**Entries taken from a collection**
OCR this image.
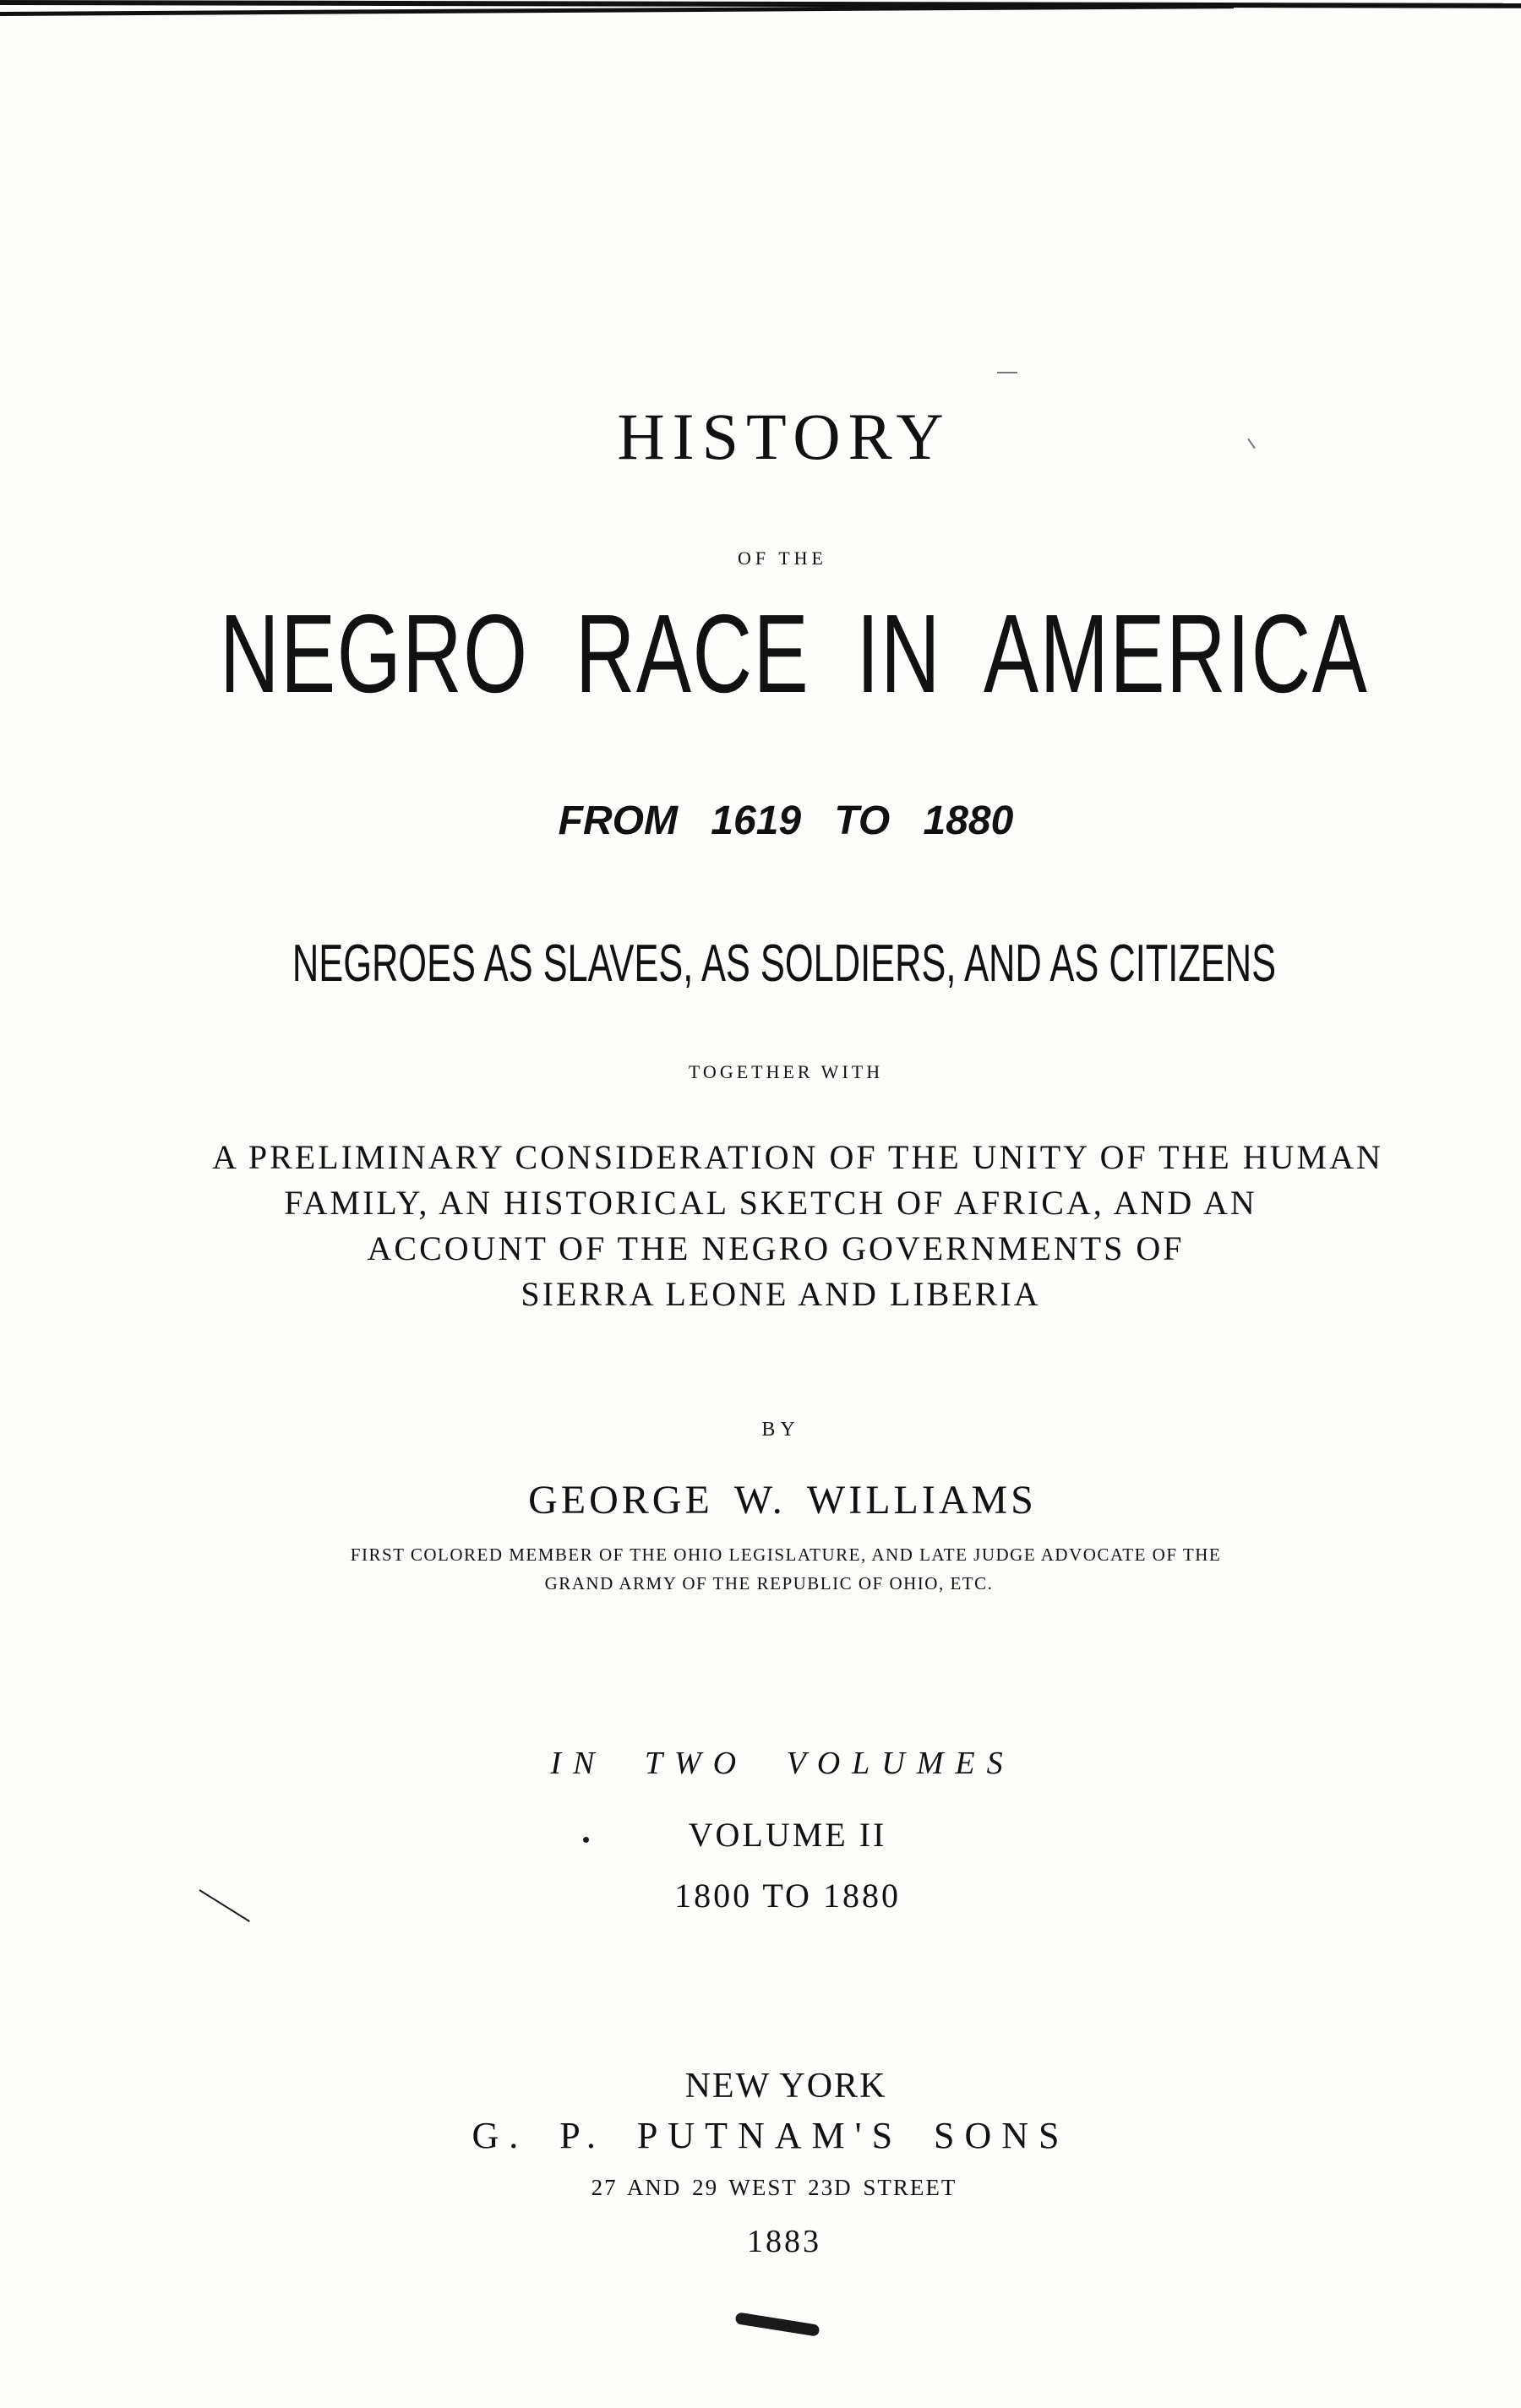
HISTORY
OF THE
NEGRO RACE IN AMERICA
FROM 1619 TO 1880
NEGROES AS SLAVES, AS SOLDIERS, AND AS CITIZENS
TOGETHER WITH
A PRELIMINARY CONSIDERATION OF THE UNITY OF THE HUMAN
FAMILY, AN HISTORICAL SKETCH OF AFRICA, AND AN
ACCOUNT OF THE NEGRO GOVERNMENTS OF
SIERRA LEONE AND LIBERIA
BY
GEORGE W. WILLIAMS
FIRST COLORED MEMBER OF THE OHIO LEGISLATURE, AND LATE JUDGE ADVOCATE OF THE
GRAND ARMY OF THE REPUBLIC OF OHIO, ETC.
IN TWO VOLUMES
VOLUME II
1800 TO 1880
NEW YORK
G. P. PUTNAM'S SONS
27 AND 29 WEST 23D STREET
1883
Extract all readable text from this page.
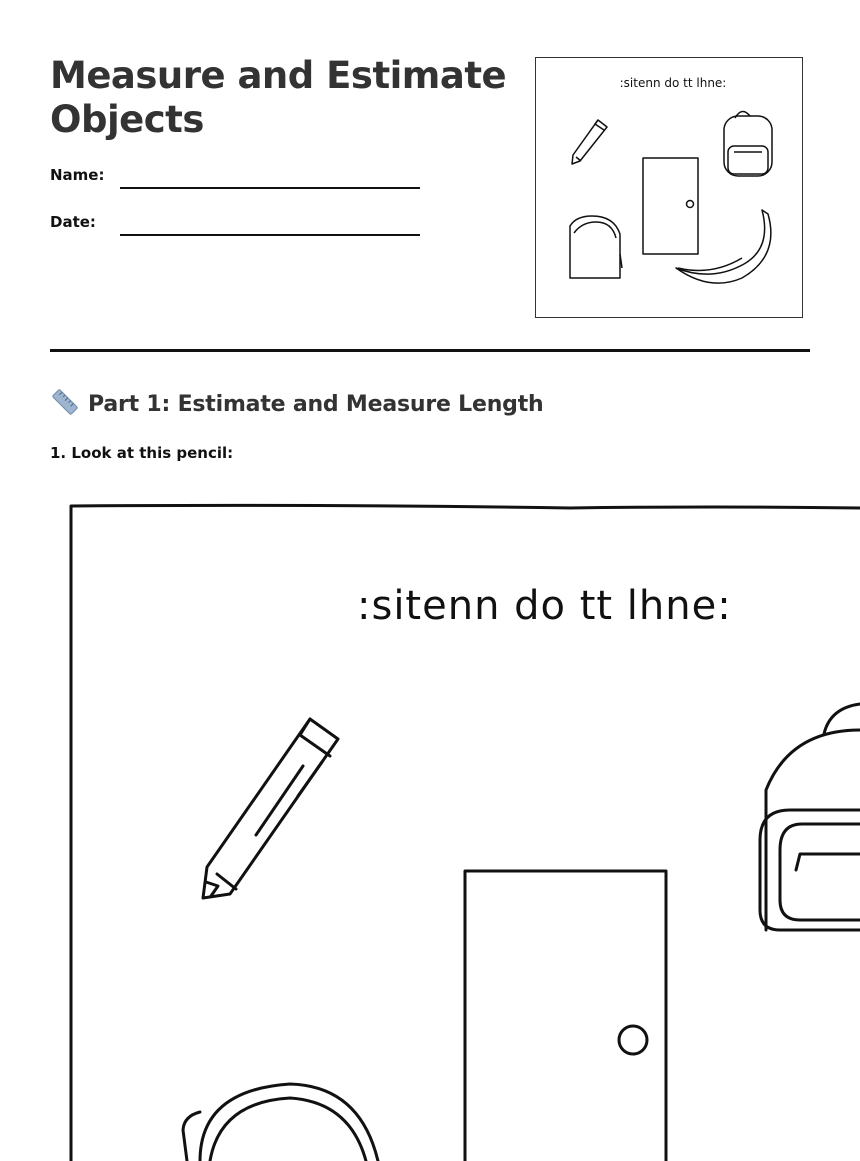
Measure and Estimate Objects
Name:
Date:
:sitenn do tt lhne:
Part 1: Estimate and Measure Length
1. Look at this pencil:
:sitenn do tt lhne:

**CHALLENGE**
Exactly reproduce the entries above, minus the pictures.

**RESPONSE TO THE TASK**
OCR this image.
HISTORY
OF THE
NEGRO RACE IN AMERICA
FROM 1619 TO 1880
NEGROES AS SLAVES, AS SOLDIERS, AND AS CITIZENS
TOGETHER WITH
A PRELIMINARY CONSIDERATION OF THE UNITY OF THE HUMAN
FAMILY, AN HISTORICAL SKETCH OF AFRICA, AND AN
ACCOUNT OF THE NEGRO GOVERNMENTS OF
SIERRA LEONE AND LIBERIA
BY
GEORGE W. WILLIAMS
FIRST COLORED MEMBER OF THE OHIO LEGISLATURE, AND LATE JUDGE ADVOCATE OF THE
GRAND ARMY OF THE REPUBLIC OF OHIO, ETC.
IN TWO VOLUMES
VOLUME II
1800 TO 1880
NEW YORK
G. P. PUTNAM'S SONS
27 AND 29 WEST 23D STREET
1883
Extract all readable text from this page.
Measure and Estimate Objects
Name:
Date:
:sitenn do tt lhne:
Part 1: Estimate and Measure Length
1. Look at this pencil:
:sitenn do tt lhne:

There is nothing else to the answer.